:: Directions for this task ::
The records that follow need to be output exactly as they are.

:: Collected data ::
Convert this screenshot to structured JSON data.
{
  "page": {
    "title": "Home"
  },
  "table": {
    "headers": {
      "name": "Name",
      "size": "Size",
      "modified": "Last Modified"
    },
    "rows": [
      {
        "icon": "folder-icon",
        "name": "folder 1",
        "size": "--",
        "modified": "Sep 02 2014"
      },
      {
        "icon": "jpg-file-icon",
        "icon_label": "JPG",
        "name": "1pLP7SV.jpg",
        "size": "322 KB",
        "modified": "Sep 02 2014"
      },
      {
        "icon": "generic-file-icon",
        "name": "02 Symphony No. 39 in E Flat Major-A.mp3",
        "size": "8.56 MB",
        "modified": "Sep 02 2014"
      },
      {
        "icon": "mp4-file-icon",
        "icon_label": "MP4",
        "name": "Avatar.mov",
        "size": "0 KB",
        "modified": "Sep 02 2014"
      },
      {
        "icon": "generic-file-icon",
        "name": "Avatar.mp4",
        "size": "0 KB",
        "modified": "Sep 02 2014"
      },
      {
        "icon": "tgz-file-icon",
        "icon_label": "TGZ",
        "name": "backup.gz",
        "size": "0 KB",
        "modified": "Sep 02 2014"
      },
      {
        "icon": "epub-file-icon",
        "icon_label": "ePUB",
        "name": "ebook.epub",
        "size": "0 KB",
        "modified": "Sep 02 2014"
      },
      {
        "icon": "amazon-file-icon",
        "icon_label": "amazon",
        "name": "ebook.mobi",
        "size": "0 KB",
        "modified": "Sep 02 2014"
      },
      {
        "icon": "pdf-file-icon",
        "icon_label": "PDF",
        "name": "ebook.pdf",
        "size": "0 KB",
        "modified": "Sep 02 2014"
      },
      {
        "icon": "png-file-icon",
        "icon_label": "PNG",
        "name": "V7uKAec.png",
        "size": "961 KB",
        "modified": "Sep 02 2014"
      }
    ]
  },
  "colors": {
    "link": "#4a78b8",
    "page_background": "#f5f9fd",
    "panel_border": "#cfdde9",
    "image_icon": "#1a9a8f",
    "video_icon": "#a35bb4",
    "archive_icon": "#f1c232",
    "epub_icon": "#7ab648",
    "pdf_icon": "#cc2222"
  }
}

:: Task solution ::
Convert this screenshot to structured JSON data.
{
  "page": {
    "title": "Home"
  },
  "table": {
    "headers": {
      "name": "Name",
      "size": "Size",
      "modified": "Last Modified"
    },
    "rows": [
      {
        "icon": "folder-icon",
        "name": "folder 1",
        "size": "--",
        "modified": "Sep 02 2014"
      },
      {
        "icon": "jpg-file-icon",
        "icon_label": "JPG",
        "name": "1pLP7SV.jpg",
        "size": "322 KB",
        "modified": "Sep 02 2014"
      },
      {
        "icon": "generic-file-icon",
        "name": "02 Symphony No. 39 in E Flat Major-A.mp3",
        "size": "8.56 MB",
        "modified": "Sep 02 2014"
      },
      {
        "icon": "mp4-file-icon",
        "icon_label": "MP4",
        "name": "Avatar.mov",
        "size": "0 KB",
        "modified": "Sep 02 2014"
      },
      {
        "icon": "generic-file-icon",
        "name": "Avatar.mp4",
        "size": "0 KB",
        "modified": "Sep 02 2014"
      },
      {
        "icon": "tgz-file-icon",
        "icon_label": "TGZ",
        "name": "backup.gz",
        "size": "0 KB",
        "modified": "Sep 02 2014"
      },
      {
        "icon": "epub-file-icon",
        "icon_label": "ePUB",
        "name": "ebook.epub",
        "size": "0 KB",
        "modified": "Sep 02 2014"
      },
      {
        "icon": "amazon-file-icon",
        "icon_label": "amazon",
        "name": "ebook.mobi",
        "size": "0 KB",
        "modified": "Sep 02 2014"
      },
      {
        "icon": "pdf-file-icon",
        "icon_label": "PDF",
        "name": "ebook.pdf",
        "size": "0 KB",
        "modified": "Sep 02 2014"
      },
      {
        "icon": "png-file-icon",
        "icon_label": "PNG",
        "name": "V7uKAec.png",
        "size": "961 KB",
        "modified": "Sep 02 2014"
      }
    ]
  },
  "colors": {
    "link": "#4a78b8",
    "page_background": "#f5f9fd",
    "panel_border": "#cfdde9",
    "image_icon": "#1a9a8f",
    "video_icon": "#a35bb4",
    "archive_icon": "#f1c232",
    "epub_icon": "#7ab648",
    "pdf_icon": "#cc2222"
  }
}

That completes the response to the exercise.